Gather each line in the entries that includes the string "approach".

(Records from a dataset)
::::
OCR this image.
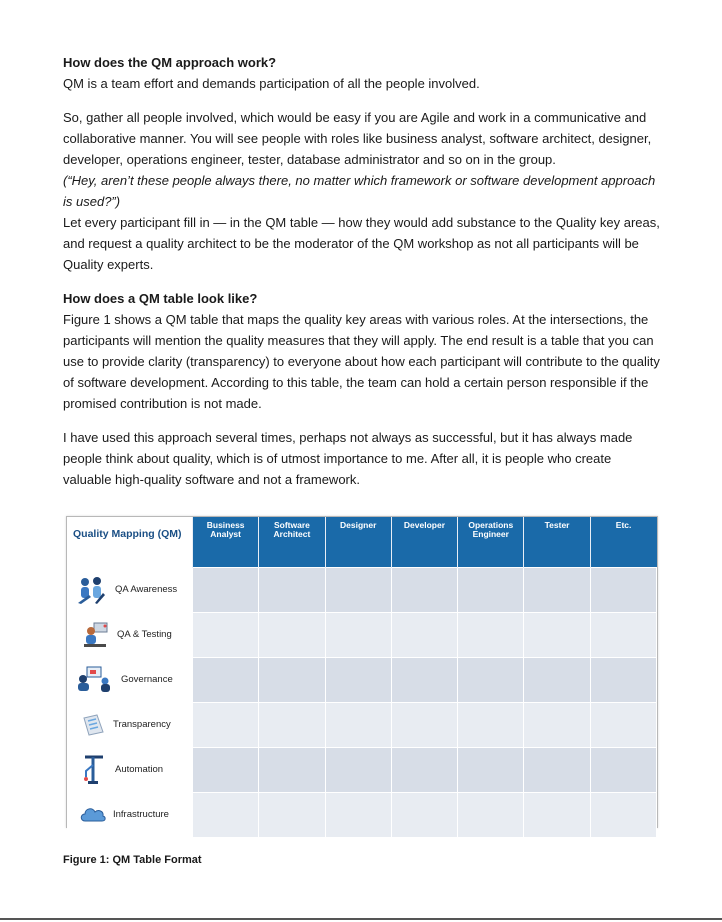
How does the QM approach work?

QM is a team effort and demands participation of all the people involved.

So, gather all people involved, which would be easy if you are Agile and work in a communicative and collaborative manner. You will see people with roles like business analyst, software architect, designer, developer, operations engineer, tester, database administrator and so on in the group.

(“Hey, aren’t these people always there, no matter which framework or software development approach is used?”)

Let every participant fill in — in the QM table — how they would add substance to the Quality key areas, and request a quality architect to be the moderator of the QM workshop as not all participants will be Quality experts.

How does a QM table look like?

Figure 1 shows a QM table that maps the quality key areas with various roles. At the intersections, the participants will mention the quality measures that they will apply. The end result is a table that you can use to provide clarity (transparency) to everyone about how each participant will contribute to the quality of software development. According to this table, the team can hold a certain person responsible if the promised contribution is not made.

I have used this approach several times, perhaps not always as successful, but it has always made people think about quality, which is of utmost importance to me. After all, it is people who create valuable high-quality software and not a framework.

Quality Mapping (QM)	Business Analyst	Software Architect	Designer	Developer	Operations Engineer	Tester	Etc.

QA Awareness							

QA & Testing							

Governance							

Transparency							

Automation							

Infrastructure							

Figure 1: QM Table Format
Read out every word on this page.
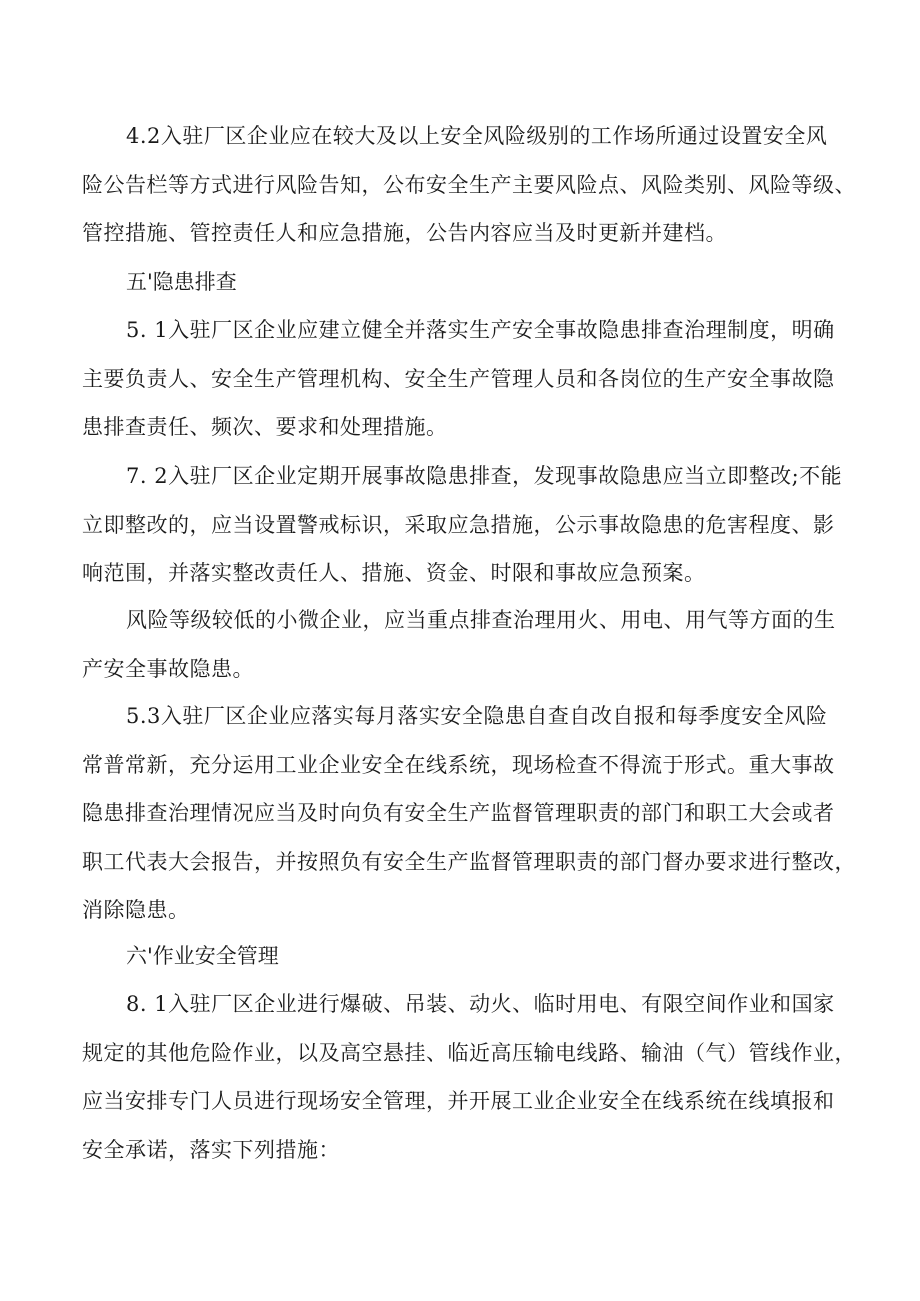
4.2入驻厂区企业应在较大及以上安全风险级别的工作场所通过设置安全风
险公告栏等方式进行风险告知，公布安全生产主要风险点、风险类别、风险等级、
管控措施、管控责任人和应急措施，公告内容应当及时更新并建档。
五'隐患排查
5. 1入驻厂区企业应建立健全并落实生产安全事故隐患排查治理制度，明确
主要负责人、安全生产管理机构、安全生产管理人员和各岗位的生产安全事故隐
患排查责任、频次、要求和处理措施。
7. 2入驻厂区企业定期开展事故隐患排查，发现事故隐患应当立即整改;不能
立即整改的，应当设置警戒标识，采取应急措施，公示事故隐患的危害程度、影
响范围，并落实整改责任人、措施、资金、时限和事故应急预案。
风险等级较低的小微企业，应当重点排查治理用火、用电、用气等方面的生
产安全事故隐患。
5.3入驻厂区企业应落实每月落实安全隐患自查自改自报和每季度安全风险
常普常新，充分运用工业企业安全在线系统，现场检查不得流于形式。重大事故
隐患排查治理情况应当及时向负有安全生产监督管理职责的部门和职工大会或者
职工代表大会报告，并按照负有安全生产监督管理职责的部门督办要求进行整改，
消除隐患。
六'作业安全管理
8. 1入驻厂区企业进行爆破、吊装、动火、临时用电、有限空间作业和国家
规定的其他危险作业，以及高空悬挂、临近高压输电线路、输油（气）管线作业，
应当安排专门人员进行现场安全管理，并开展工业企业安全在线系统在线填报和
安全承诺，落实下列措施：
::::
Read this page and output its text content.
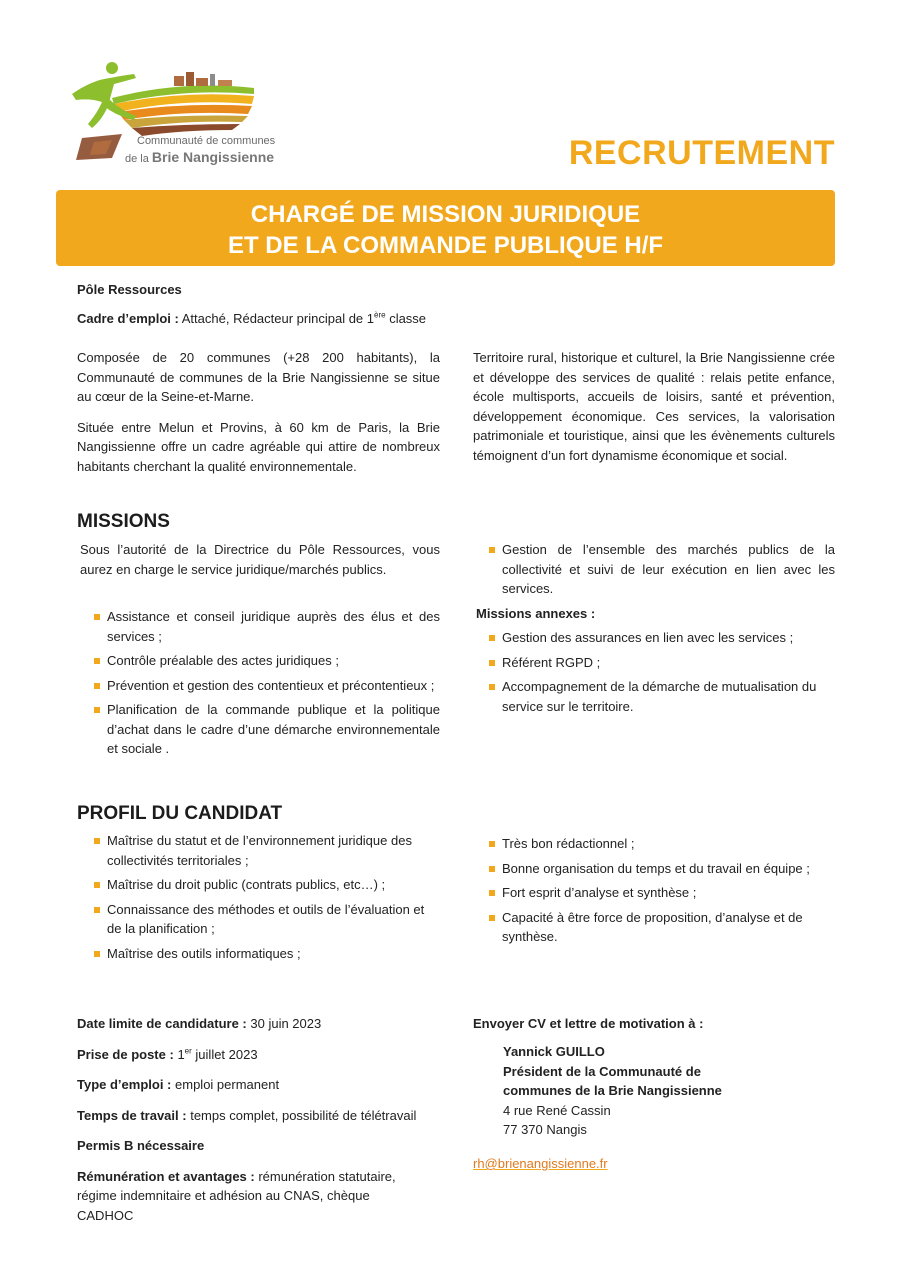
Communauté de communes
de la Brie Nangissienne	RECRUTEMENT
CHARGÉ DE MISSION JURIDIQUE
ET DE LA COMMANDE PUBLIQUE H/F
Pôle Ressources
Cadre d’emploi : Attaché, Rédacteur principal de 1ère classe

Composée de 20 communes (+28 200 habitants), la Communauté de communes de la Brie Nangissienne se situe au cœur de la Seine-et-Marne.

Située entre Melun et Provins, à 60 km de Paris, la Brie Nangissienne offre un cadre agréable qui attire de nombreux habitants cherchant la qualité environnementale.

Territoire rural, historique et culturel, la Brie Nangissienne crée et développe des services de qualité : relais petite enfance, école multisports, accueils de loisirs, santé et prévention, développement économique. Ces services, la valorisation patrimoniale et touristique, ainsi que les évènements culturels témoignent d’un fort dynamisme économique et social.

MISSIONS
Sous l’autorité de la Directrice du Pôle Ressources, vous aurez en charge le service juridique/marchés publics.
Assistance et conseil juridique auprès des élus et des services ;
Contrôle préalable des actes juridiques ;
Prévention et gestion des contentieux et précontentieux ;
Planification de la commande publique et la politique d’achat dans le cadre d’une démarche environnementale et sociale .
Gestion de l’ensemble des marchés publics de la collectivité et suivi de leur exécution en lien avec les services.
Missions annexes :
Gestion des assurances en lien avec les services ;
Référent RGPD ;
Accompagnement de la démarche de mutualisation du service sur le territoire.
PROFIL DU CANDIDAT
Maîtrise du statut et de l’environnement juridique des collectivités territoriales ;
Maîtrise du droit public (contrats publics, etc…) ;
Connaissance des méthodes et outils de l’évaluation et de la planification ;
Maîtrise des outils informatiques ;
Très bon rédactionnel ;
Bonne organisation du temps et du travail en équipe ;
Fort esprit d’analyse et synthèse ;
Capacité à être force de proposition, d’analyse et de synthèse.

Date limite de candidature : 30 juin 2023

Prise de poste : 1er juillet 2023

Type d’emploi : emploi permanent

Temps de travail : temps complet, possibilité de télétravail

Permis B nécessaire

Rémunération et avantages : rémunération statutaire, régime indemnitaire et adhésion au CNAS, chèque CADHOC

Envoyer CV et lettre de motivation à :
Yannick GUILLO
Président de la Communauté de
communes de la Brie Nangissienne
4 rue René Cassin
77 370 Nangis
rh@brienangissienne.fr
::::
* SOLUTION TO THE PROBLEM
How does the QM approach work?
(“Hey, aren’t these people always there, no matter which framework or software development approach is used?”)
I have used this approach several times, perhaps not always as successful, but it has always made people think about quality, which is of utmost importance to me. After all, it is people who create valuable high-quality software and not a framework.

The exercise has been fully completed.